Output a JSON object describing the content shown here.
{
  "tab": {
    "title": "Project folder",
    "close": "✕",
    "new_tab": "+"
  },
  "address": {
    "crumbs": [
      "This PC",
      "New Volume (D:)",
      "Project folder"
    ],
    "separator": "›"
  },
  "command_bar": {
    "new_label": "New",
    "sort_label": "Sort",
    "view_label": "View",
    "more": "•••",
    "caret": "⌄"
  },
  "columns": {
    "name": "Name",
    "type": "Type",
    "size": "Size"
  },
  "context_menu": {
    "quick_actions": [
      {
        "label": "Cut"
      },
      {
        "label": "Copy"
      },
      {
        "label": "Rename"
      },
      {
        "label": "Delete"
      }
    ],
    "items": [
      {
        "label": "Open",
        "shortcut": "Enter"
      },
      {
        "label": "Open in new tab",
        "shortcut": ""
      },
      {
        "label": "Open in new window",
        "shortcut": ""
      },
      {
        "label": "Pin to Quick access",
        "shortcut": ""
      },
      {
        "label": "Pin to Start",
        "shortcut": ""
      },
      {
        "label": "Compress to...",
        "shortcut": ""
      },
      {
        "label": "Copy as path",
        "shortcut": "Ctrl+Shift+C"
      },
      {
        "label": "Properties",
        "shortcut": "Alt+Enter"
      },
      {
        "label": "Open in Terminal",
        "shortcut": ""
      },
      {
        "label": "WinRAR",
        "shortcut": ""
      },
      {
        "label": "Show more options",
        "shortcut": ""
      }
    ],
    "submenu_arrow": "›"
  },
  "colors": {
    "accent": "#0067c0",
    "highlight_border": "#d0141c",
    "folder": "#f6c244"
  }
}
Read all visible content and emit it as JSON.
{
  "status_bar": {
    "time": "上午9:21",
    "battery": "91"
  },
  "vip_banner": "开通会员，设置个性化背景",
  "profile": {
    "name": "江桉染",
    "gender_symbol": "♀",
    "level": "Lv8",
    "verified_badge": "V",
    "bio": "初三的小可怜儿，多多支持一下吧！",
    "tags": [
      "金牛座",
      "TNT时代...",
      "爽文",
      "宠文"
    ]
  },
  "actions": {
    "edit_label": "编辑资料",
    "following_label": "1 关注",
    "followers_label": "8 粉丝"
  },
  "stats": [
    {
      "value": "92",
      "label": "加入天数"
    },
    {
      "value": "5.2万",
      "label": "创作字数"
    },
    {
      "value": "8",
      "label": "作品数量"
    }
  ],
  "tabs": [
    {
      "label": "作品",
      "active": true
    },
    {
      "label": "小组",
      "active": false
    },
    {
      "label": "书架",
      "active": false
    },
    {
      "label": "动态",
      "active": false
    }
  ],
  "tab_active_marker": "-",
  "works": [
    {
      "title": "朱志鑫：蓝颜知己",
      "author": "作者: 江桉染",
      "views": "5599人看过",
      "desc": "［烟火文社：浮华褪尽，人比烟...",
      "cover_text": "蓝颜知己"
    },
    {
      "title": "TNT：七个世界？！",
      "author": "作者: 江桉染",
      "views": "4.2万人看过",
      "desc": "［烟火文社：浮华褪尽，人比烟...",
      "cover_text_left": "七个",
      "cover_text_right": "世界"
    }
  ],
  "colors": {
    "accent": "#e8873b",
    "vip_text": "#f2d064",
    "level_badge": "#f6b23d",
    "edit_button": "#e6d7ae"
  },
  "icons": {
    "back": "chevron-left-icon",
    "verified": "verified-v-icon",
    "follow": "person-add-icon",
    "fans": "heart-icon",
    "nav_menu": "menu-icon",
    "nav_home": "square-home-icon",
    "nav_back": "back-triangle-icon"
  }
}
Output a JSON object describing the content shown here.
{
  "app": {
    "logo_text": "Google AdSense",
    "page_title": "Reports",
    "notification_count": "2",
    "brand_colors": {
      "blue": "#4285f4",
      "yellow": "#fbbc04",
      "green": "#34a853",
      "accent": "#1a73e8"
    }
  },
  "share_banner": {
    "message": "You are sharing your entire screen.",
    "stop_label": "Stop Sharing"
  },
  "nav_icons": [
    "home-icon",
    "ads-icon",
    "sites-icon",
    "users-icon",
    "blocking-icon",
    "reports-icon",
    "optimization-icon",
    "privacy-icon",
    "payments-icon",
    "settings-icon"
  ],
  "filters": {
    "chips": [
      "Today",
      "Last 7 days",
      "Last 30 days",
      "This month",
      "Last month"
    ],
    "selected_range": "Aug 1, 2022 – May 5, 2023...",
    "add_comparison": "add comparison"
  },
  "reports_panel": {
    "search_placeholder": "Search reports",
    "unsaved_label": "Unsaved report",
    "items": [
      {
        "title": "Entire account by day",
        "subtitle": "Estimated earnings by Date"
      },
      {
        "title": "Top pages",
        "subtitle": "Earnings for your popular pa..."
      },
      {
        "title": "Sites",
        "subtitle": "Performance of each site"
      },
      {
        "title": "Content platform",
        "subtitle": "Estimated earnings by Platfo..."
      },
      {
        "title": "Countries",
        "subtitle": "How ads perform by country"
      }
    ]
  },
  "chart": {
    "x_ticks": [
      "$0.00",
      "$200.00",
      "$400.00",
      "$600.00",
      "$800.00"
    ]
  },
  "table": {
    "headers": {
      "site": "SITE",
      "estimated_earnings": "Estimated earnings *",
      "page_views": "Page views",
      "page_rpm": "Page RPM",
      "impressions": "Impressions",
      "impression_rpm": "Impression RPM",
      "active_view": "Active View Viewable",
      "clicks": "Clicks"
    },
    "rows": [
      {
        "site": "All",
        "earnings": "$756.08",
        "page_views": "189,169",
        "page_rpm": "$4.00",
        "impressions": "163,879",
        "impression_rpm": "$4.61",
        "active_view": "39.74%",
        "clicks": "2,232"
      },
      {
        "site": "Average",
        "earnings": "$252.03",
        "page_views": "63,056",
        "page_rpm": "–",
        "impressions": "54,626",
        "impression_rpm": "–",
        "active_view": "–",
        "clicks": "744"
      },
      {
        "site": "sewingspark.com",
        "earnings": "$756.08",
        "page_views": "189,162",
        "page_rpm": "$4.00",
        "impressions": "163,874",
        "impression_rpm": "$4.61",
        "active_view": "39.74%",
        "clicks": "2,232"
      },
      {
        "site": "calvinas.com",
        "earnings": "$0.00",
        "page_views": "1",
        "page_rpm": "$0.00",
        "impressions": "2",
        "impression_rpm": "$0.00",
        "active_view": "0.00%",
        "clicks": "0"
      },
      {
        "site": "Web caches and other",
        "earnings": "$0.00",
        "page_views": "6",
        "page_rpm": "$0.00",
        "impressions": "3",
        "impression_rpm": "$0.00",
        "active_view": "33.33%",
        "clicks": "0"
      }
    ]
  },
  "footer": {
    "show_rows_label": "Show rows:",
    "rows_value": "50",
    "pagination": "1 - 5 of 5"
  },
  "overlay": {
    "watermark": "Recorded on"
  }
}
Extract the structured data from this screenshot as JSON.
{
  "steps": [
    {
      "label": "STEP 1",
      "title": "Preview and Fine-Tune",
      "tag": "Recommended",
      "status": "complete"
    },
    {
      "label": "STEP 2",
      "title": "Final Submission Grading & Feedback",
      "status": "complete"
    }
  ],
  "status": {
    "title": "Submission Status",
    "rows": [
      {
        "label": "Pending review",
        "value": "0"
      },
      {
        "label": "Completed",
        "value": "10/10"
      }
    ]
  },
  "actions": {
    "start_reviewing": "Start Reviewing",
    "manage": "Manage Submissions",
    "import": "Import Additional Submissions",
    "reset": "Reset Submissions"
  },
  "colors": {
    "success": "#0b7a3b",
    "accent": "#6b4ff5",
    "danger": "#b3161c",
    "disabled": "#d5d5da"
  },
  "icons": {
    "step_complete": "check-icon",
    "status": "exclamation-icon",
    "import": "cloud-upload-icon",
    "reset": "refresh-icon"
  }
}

TASK DESCRIPTION
From the records above, extract every entry verbatim.

PROBLEM SOLUTION
Output a JSON object describing the content shown here.
{
  "tab": {
    "title": "Project folder",
    "close": "✕",
    "new_tab": "+"
  },
  "address": {
    "crumbs": [
      "This PC",
      "New Volume (D:)",
      "Project folder"
    ],
    "separator": "›"
  },
  "command_bar": {
    "new_label": "New",
    "sort_label": "Sort",
    "view_label": "View",
    "more": "•••",
    "caret": "⌄"
  },
  "columns": {
    "name": "Name",
    "type": "Type",
    "size": "Size"
  },
  "context_menu": {
    "quick_actions": [
      {
        "label": "Cut"
      },
      {
        "label": "Copy"
      },
      {
        "label": "Rename"
      },
      {
        "label": "Delete"
      }
    ],
    "items": [
      {
        "label": "Open",
        "shortcut": "Enter"
      },
      {
        "label": "Open in new tab",
        "shortcut": ""
      },
      {
        "label": "Open in new window",
        "shortcut": ""
      },
      {
        "label": "Pin to Quick access",
        "shortcut": ""
      },
      {
        "label": "Pin to Start",
        "shortcut": ""
      },
      {
        "label": "Compress to...",
        "shortcut": ""
      },
      {
        "label": "Copy as path",
        "shortcut": "Ctrl+Shift+C"
      },
      {
        "label": "Properties",
        "shortcut": "Alt+Enter"
      },
      {
        "label": "Open in Terminal",
        "shortcut": ""
      },
      {
        "label": "WinRAR",
        "shortcut": ""
      },
      {
        "label": "Show more options",
        "shortcut": ""
      }
    ],
    "submenu_arrow": "›"
  },
  "colors": {
    "accent": "#0067c0",
    "highlight_border": "#d0141c",
    "folder": "#f6c244"
  }
}
Read all visible content and emit it as JSON.
{
  "status_bar": {
    "time": "上午9:21",
    "battery": "91"
  },
  "vip_banner": "开通会员，设置个性化背景",
  "profile": {
    "name": "江桉染",
    "gender_symbol": "♀",
    "level": "Lv8",
    "verified_badge": "V",
    "bio": "初三的小可怜儿，多多支持一下吧！",
    "tags": [
      "金牛座",
      "TNT时代...",
      "爽文",
      "宠文"
    ]
  },
  "actions": {
    "edit_label": "编辑资料",
    "following_label": "1 关注",
    "followers_label": "8 粉丝"
  },
  "stats": [
    {
      "value": "92",
      "label": "加入天数"
    },
    {
      "value": "5.2万",
      "label": "创作字数"
    },
    {
      "value": "8",
      "label": "作品数量"
    }
  ],
  "tabs": [
    {
      "label": "作品",
      "active": true
    },
    {
      "label": "小组",
      "active": false
    },
    {
      "label": "书架",
      "active": false
    },
    {
      "label": "动态",
      "active": false
    }
  ],
  "tab_active_marker": "-",
  "works": [
    {
      "title": "朱志鑫：蓝颜知己",
      "author": "作者: 江桉染",
      "views": "5599人看过",
      "desc": "［烟火文社：浮华褪尽，人比烟...",
      "cover_text": "蓝颜知己"
    },
    {
      "title": "TNT：七个世界？！",
      "author": "作者: 江桉染",
      "views": "4.2万人看过",
      "desc": "［烟火文社：浮华褪尽，人比烟...",
      "cover_text_left": "七个",
      "cover_text_right": "世界"
    }
  ],
  "colors": {
    "accent": "#e8873b",
    "vip_text": "#f2d064",
    "level_badge": "#f6b23d",
    "edit_button": "#e6d7ae"
  },
  "icons": {
    "back": "chevron-left-icon",
    "verified": "verified-v-icon",
    "follow": "person-add-icon",
    "fans": "heart-icon",
    "nav_menu": "menu-icon",
    "nav_home": "square-home-icon",
    "nav_back": "back-triangle-icon"
  }
}
Output a JSON object describing the content shown here.
{
  "app": {
    "logo_text": "Google AdSense",
    "page_title": "Reports",
    "notification_count": "2",
    "brand_colors": {
      "blue": "#4285f4",
      "yellow": "#fbbc04",
      "green": "#34a853",
      "accent": "#1a73e8"
    }
  },
  "share_banner": {
    "message": "You are sharing your entire screen.",
    "stop_label": "Stop Sharing"
  },
  "nav_icons": [
    "home-icon",
    "ads-icon",
    "sites-icon",
    "users-icon",
    "blocking-icon",
    "reports-icon",
    "optimization-icon",
    "privacy-icon",
    "payments-icon",
    "settings-icon"
  ],
  "filters": {
    "chips": [
      "Today",
      "Last 7 days",
      "Last 30 days",
      "This month",
      "Last month"
    ],
    "selected_range": "Aug 1, 2022 – May 5, 2023...",
    "add_comparison": "add comparison"
  },
  "reports_panel": {
    "search_placeholder": "Search reports",
    "unsaved_label": "Unsaved report",
    "items": [
      {
        "title": "Entire account by day",
        "subtitle": "Estimated earnings by Date"
      },
      {
        "title": "Top pages",
        "subtitle": "Earnings for your popular pa..."
      },
      {
        "title": "Sites",
        "subtitle": "Performance of each site"
      },
      {
        "title": "Content platform",
        "subtitle": "Estimated earnings by Platfo..."
      },
      {
        "title": "Countries",
        "subtitle": "How ads perform by country"
      }
    ]
  },
  "chart": {
    "x_ticks": [
      "$0.00",
      "$200.00",
      "$400.00",
      "$600.00",
      "$800.00"
    ]
  },
  "table": {
    "headers": {
      "site": "SITE",
      "estimated_earnings": "Estimated earnings *",
      "page_views": "Page views",
      "page_rpm": "Page RPM",
      "impressions": "Impressions",
      "impression_rpm": "Impression RPM",
      "active_view": "Active View Viewable",
      "clicks": "Clicks"
    },
    "rows": [
      {
        "site": "All",
        "earnings": "$756.08",
        "page_views": "189,169",
        "page_rpm": "$4.00",
        "impressions": "163,879",
        "impression_rpm": "$4.61",
        "active_view": "39.74%",
        "clicks": "2,232"
      },
      {
        "site": "Average",
        "earnings": "$252.03",
        "page_views": "63,056",
        "page_rpm": "–",
        "impressions": "54,626",
        "impression_rpm": "–",
        "active_view": "–",
        "clicks": "744"
      },
      {
        "site": "sewingspark.com",
        "earnings": "$756.08",
        "page_views": "189,162",
        "page_rpm": "$4.00",
        "impressions": "163,874",
        "impression_rpm": "$4.61",
        "active_view": "39.74%",
        "clicks": "2,232"
      },
      {
        "site": "calvinas.com",
        "earnings": "$0.00",
        "page_views": "1",
        "page_rpm": "$0.00",
        "impressions": "2",
        "impression_rpm": "$0.00",
        "active_view": "0.00%",
        "clicks": "0"
      },
      {
        "site": "Web caches and other",
        "earnings": "$0.00",
        "page_views": "6",
        "page_rpm": "$0.00",
        "impressions": "3",
        "impression_rpm": "$0.00",
        "active_view": "33.33%",
        "clicks": "0"
      }
    ]
  },
  "footer": {
    "show_rows_label": "Show rows:",
    "rows_value": "50",
    "pagination": "1 - 5 of 5"
  },
  "overlay": {
    "watermark": "Recorded on"
  }
}
Extract the structured data from this screenshot as JSON.
{
  "steps": [
    {
      "label": "STEP 1",
      "title": "Preview and Fine-Tune",
      "tag": "Recommended",
      "status": "complete"
    },
    {
      "label": "STEP 2",
      "title": "Final Submission Grading & Feedback",
      "status": "complete"
    }
  ],
  "status": {
    "title": "Submission Status",
    "rows": [
      {
        "label": "Pending review",
        "value": "0"
      },
      {
        "label": "Completed",
        "value": "10/10"
      }
    ]
  },
  "actions": {
    "start_reviewing": "Start Reviewing",
    "manage": "Manage Submissions",
    "import": "Import Additional Submissions",
    "reset": "Reset Submissions"
  },
  "colors": {
    "success": "#0b7a3b",
    "accent": "#6b4ff5",
    "danger": "#b3161c",
    "disabled": "#d5d5da"
  },
  "icons": {
    "step_complete": "check-icon",
    "status": "exclamation-icon",
    "import": "cloud-upload-icon",
    "reset": "refresh-icon"
  }
}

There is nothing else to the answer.